INSTRUCTIONS TO FOLLOW: Your task is to print all of the data word for word.

EXERCISE MATERIAL:

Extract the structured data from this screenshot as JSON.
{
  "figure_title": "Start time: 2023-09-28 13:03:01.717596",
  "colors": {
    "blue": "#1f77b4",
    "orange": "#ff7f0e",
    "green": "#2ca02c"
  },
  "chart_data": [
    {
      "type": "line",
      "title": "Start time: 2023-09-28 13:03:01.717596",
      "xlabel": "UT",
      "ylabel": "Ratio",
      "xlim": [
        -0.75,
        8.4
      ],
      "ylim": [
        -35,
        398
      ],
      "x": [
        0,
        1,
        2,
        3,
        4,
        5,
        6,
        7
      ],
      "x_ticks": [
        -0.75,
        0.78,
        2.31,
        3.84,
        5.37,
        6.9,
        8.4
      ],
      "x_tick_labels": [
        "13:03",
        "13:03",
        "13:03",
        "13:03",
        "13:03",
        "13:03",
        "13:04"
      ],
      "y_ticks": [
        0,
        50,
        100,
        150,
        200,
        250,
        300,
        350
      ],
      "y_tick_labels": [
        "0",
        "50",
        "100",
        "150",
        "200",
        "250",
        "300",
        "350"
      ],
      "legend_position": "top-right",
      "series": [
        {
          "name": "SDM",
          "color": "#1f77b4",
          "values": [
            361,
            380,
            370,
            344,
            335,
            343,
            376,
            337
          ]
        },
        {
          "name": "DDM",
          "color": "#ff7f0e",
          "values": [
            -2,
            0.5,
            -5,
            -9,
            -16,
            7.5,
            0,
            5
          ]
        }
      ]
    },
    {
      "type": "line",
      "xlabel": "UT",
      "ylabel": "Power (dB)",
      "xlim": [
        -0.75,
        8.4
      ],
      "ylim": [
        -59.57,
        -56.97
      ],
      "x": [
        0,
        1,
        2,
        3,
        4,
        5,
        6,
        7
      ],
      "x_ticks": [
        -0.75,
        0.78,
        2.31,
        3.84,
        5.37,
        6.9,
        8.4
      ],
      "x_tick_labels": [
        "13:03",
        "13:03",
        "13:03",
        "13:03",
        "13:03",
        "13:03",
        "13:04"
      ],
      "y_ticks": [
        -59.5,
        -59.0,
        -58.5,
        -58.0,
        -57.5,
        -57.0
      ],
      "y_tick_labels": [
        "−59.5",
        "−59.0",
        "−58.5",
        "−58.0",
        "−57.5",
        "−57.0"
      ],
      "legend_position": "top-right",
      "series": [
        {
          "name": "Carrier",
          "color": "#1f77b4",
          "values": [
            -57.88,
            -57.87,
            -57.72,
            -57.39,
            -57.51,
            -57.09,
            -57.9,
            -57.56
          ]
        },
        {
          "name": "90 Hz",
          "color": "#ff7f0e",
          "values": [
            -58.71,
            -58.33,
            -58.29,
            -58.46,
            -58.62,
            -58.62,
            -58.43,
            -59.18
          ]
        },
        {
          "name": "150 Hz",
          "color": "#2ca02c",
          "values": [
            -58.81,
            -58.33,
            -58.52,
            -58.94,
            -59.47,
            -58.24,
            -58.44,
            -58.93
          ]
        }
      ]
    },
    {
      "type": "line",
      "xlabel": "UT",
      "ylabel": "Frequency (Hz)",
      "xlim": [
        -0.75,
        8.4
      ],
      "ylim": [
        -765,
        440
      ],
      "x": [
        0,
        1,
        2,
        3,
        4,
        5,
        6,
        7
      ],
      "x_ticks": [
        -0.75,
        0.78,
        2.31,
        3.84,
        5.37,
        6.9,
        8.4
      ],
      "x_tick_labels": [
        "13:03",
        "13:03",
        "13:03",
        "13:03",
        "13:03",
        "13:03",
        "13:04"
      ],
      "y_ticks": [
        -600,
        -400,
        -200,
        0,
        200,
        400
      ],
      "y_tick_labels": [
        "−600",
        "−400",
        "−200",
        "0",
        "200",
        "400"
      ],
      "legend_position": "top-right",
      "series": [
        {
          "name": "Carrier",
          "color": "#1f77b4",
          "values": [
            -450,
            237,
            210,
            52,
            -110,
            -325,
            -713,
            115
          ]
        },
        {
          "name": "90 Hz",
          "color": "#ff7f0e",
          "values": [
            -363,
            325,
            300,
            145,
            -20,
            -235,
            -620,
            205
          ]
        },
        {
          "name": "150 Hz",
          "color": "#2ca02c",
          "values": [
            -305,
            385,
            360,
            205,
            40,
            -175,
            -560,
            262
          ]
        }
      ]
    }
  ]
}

TASK RESULT:
Extract the structured data from this screenshot as JSON.
{
  "figure_title": "Start time: 2023-09-28 13:03:01.717596",
  "colors": {
    "blue": "#1f77b4",
    "orange": "#ff7f0e",
    "green": "#2ca02c"
  },
  "chart_data": [
    {
      "type": "line",
      "title": "Start time: 2023-09-28 13:03:01.717596",
      "xlabel": "UT",
      "ylabel": "Ratio",
      "xlim": [
        -0.75,
        8.4
      ],
      "ylim": [
        -35,
        398
      ],
      "x": [
        0,
        1,
        2,
        3,
        4,
        5,
        6,
        7
      ],
      "x_ticks": [
        -0.75,
        0.78,
        2.31,
        3.84,
        5.37,
        6.9,
        8.4
      ],
      "x_tick_labels": [
        "13:03",
        "13:03",
        "13:03",
        "13:03",
        "13:03",
        "13:03",
        "13:04"
      ],
      "y_ticks": [
        0,
        50,
        100,
        150,
        200,
        250,
        300,
        350
      ],
      "y_tick_labels": [
        "0",
        "50",
        "100",
        "150",
        "200",
        "250",
        "300",
        "350"
      ],
      "legend_position": "top-right",
      "series": [
        {
          "name": "SDM",
          "color": "#1f77b4",
          "values": [
            361,
            380,
            370,
            344,
            335,
            343,
            376,
            337
          ]
        },
        {
          "name": "DDM",
          "color": "#ff7f0e",
          "values": [
            -2,
            0.5,
            -5,
            -9,
            -16,
            7.5,
            0,
            5
          ]
        }
      ]
    },
    {
      "type": "line",
      "xlabel": "UT",
      "ylabel": "Power (dB)",
      "xlim": [
        -0.75,
        8.4
      ],
      "ylim": [
        -59.57,
        -56.97
      ],
      "x": [
        0,
        1,
        2,
        3,
        4,
        5,
        6,
        7
      ],
      "x_ticks": [
        -0.75,
        0.78,
        2.31,
        3.84,
        5.37,
        6.9,
        8.4
      ],
      "x_tick_labels": [
        "13:03",
        "13:03",
        "13:03",
        "13:03",
        "13:03",
        "13:03",
        "13:04"
      ],
      "y_ticks": [
        -59.5,
        -59.0,
        -58.5,
        -58.0,
        -57.5,
        -57.0
      ],
      "y_tick_labels": [
        "−59.5",
        "−59.0",
        "−58.5",
        "−58.0",
        "−57.5",
        "−57.0"
      ],
      "legend_position": "top-right",
      "series": [
        {
          "name": "Carrier",
          "color": "#1f77b4",
          "values": [
            -57.88,
            -57.87,
            -57.72,
            -57.39,
            -57.51,
            -57.09,
            -57.9,
            -57.56
          ]
        },
        {
          "name": "90 Hz",
          "color": "#ff7f0e",
          "values": [
            -58.71,
            -58.33,
            -58.29,
            -58.46,
            -58.62,
            -58.62,
            -58.43,
            -59.18
          ]
        },
        {
          "name": "150 Hz",
          "color": "#2ca02c",
          "values": [
            -58.81,
            -58.33,
            -58.52,
            -58.94,
            -59.47,
            -58.24,
            -58.44,
            -58.93
          ]
        }
      ]
    },
    {
      "type": "line",
      "xlabel": "UT",
      "ylabel": "Frequency (Hz)",
      "xlim": [
        -0.75,
        8.4
      ],
      "ylim": [
        -765,
        440
      ],
      "x": [
        0,
        1,
        2,
        3,
        4,
        5,
        6,
        7
      ],
      "x_ticks": [
        -0.75,
        0.78,
        2.31,
        3.84,
        5.37,
        6.9,
        8.4
      ],
      "x_tick_labels": [
        "13:03",
        "13:03",
        "13:03",
        "13:03",
        "13:03",
        "13:03",
        "13:04"
      ],
      "y_ticks": [
        -600,
        -400,
        -200,
        0,
        200,
        400
      ],
      "y_tick_labels": [
        "−600",
        "−400",
        "−200",
        "0",
        "200",
        "400"
      ],
      "legend_position": "top-right",
      "series": [
        {
          "name": "Carrier",
          "color": "#1f77b4",
          "values": [
            -450,
            237,
            210,
            52,
            -110,
            -325,
            -713,
            115
          ]
        },
        {
          "name": "90 Hz",
          "color": "#ff7f0e",
          "values": [
            -363,
            325,
            300,
            145,
            -20,
            -235,
            -620,
            205
          ]
        },
        {
          "name": "150 Hz",
          "color": "#2ca02c",
          "values": [
            -305,
            385,
            360,
            205,
            40,
            -175,
            -560,
            262
          ]
        }
      ]
    }
  ]
}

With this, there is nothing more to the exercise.